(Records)
• • •

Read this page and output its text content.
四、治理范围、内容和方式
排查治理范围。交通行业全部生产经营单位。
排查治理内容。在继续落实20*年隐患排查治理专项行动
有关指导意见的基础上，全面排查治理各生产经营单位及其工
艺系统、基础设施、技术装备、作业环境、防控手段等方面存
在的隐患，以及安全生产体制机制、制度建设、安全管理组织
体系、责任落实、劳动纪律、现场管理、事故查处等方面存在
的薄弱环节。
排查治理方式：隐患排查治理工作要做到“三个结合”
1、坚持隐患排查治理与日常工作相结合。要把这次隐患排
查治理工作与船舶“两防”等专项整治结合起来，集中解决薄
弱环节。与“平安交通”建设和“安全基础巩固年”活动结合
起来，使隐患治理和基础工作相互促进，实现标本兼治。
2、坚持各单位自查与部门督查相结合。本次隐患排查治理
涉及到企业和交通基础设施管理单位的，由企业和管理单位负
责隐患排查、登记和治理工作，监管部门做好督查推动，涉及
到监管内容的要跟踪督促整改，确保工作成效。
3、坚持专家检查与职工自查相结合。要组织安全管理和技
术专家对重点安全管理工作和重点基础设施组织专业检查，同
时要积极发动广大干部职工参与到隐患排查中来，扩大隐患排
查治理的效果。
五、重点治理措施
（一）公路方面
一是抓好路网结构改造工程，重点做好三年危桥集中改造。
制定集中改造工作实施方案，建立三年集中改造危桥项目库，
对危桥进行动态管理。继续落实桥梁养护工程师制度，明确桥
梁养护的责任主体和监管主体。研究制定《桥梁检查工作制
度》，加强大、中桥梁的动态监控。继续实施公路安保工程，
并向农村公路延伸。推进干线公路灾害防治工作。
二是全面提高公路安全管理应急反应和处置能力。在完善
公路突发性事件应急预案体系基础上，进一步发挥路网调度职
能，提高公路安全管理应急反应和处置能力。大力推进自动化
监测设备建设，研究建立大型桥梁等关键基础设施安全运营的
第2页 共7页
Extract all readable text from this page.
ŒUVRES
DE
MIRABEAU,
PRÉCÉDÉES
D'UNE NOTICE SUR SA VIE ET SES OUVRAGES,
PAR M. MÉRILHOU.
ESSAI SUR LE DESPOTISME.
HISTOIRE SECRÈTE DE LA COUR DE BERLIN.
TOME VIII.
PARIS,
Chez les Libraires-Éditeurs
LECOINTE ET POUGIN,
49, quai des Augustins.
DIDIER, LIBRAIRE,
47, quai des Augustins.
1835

• • •

■ Task goal
Repeat the records above exactly.

■ Solution to the problem
Read this page and output its text content.
四、治理范围、内容和方式
排查治理范围。交通行业全部生产经营单位。
排查治理内容。在继续落实20*年隐患排查治理专项行动
有关指导意见的基础上，全面排查治理各生产经营单位及其工
艺系统、基础设施、技术装备、作业环境、防控手段等方面存
在的隐患，以及安全生产体制机制、制度建设、安全管理组织
体系、责任落实、劳动纪律、现场管理、事故查处等方面存在
的薄弱环节。
排查治理方式：隐患排查治理工作要做到“三个结合”
1、坚持隐患排查治理与日常工作相结合。要把这次隐患排
查治理工作与船舶“两防”等专项整治结合起来，集中解决薄
弱环节。与“平安交通”建设和“安全基础巩固年”活动结合
起来，使隐患治理和基础工作相互促进，实现标本兼治。
2、坚持各单位自查与部门督查相结合。本次隐患排查治理
涉及到企业和交通基础设施管理单位的，由企业和管理单位负
责隐患排查、登记和治理工作，监管部门做好督查推动，涉及
到监管内容的要跟踪督促整改，确保工作成效。
3、坚持专家检查与职工自查相结合。要组织安全管理和技
术专家对重点安全管理工作和重点基础设施组织专业检查，同
时要积极发动广大干部职工参与到隐患排查中来，扩大隐患排
查治理的效果。
五、重点治理措施
（一）公路方面
一是抓好路网结构改造工程，重点做好三年危桥集中改造。
制定集中改造工作实施方案，建立三年集中改造危桥项目库，
对危桥进行动态管理。继续落实桥梁养护工程师制度，明确桥
梁养护的责任主体和监管主体。研究制定《桥梁检查工作制
度》，加强大、中桥梁的动态监控。继续实施公路安保工程，
并向农村公路延伸。推进干线公路灾害防治工作。
二是全面提高公路安全管理应急反应和处置能力。在完善
公路突发性事件应急预案体系基础上，进一步发挥路网调度职
能，提高公路安全管理应急反应和处置能力。大力推进自动化
监测设备建设，研究建立大型桥梁等关键基础设施安全运营的
第2页 共7页
Extract all readable text from this page.
ŒUVRES
DE
MIRABEAU,
PRÉCÉDÉES
D'UNE NOTICE SUR SA VIE ET SES OUVRAGES,
PAR M. MÉRILHOU.
ESSAI SUR LE DESPOTISME.
HISTOIRE SECRÈTE DE LA COUR DE BERLIN.
TOME VIII.
PARIS,
Chez les Libraires-Éditeurs
LECOINTE ET POUGIN,
49, quai des Augustins.
DIDIER, LIBRAIRE,
47, quai des Augustins.
1835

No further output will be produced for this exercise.